Excerpt to read -
----
I published the last instalment of Let’s Get To The News ten days ago, on January 18. There has, shall we say, been news since then.
First of all, some local politics: the day after I published — a Thursday, as it happens — New Zealand’s prime minister resigned. Her replacement — who I should point out, is legitimately known as “Chippy” — was selected on Sunday and sworn in on Wednesday. Take that, drawn out leadership contests and/or democracy, depending on your point of view.
Today, our new Prime Minister was observing the damage to New Zealand’s largest city, Auckland, which had an entire average summer’s worth of rain in one day. Take that, Elton John fans.
The best way to understand the impact is to look at TikTok videos of Auckland buses. Or, to put it another way:
Prime Minister Chippy was delayed in arriving because the airport looked like this:
The news clearly made it to the rest of the world, because a couple of kind souls reached out to see that I hadn’t floated away. I live about 100km south of the hardest-hit areas, but it did have some impact on the garden.
We do already get a lot of rain here, as you might guess by how green everything is.
And to think that earlier in the week I was planning to start by talking about layoffs at Google.
Layoffs at Google
Most of you will know I worked at Google for nearly nine years, moving on last October. That may or may not have been a prescient move.
The axe started swinging in the US, where employee protection seems to equate to “we won’t let you get eaten by a mountain lion”. With around 7,000 of the promised 12,000 layoffs having been communicated on the first day, the Googlers in the “Rest Of The World” — the region I’ve always called home — are now on tenterhooks, waiting to learn if they are to be considered for redundancy1.
This move has forced a number of people to come to terms with the fact that no matter how unconventional a company may once have been, the company is not your family or friend. What has been amazing to see is how the network of people you work with can become your family and friends. Thousands of Googlers, safe, laid-off, in limbo or ex, have joined forces to help each other. Many I have seen that have posted looking for opportunity have been extensively retweeted2 or have dozens of replies.
Although the method may never be known, it seems likely that an external team of bean-counters were given a bunch of inputs, and came up with a bunch of outputs that make no sense to the staff. But hey, at least it didn’t leak. At least two former guests of the old show were on the list. Both are people you definitely wouldn’t unceremoniously part with if you wanted people to think your company cared about open source or cloud native.
Let’s get to the snooze
Those are but two of the distractions in what has been a long and hard week, but I am in your debt, dear reader, and publishing this sits between me and sleep3. So, as Martin Luther King once said, I’ve had to make some cuts. A few business highlights, and we’ll save the project stories for next week.
----
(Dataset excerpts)
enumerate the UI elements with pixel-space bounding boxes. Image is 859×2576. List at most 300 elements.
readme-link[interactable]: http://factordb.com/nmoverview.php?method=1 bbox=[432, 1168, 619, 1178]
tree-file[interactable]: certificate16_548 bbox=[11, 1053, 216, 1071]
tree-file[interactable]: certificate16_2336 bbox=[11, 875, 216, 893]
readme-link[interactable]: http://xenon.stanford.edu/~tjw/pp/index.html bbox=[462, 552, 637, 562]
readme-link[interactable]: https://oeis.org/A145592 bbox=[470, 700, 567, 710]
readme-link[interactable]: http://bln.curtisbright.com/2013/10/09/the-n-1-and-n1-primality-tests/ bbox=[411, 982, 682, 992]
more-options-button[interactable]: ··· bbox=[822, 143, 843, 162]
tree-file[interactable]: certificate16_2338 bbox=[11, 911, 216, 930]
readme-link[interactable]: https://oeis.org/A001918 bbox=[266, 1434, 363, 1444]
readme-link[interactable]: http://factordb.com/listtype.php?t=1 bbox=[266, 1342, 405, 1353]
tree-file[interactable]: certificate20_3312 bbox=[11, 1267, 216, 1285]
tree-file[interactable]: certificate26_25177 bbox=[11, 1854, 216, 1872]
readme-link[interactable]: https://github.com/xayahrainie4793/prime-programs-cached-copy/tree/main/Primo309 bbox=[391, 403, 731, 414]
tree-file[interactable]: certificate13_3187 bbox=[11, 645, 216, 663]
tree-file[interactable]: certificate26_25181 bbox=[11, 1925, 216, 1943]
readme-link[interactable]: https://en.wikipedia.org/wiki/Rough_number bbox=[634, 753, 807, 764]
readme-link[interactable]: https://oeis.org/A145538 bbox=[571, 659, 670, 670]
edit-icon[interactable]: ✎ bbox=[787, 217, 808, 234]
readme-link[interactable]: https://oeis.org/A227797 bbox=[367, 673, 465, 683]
----
What to do - Please extend the news roundup about New Zealand's prime minister and the Google layoffs, picking up right after its last sentence.

Written reply -
With everyone’s employee count and stock price going down4 , a rare point of celebration in an earnings call: Red Hat's OpenShift container platform is now a $1 billion dollar business5.
Shipa (#175) has been acquired by Mirantis (#110). The blog post announcing the acquisition says that Shipa’s technology will become part of the Lens platform, which remains in a Schrödinger’s state of open core.
Ruby on Rails creator and Internet curmudgeon David “DHH” Heinemeier Hansson has been lamenting the fact that SUSE wanted to charge the actual price for Rancher, not the 80% discount he has become accustomed to. This sent him into a spiral of criticism6 of the Cloud Native ecosystem, but also to the publication of 37signals's cloud costs. Assuming they keep us updated as their move from the cloud progresses, this will be an interesting case study in whether or not you really can use Cloud Native to, you know, run like a cloud, but natively.
Open source consultancy OpenLogic, now owned by Perforce, has released a state of open source report. Container tools are behind only software development tools as the number two most commonly used category. The top challenge is stated as maintaining security policies or compliance, but a separate cloud native section puts security as the lowest support challenge78. As is usually the case, reading the report requires you becoming a sales lead.
We’ll be back mid-next week!
Employee protection in the UK looks like a consultation process which must last at least 45 days before any dismissals are made, and is seeing a lot of Googlers join a union.
We thought Twitter was dead and all the nerds had gone like Donkey Mastodon; that turned out not to be the case.
When one has a weekly media property, it’s important to actually publish every week.
Except Buzzfeed, whose stock is up 430% year to date on the news that they’re literally replacing 12% of their staff with ChatGPT. You can’t make this up.
Never be ashamed to ask: $1 billion refers to its annual run rate, which is a measure of the batting performance of a cricket team.
The last time that happened he lost a third of his employees.
Perhaps they’re all using Kubescape already?
The report also suggests that more people use OKD, Red Hat’s upstream for OpenShift, than use Kubernetes, which it includes. Take all reports with a grain of salt.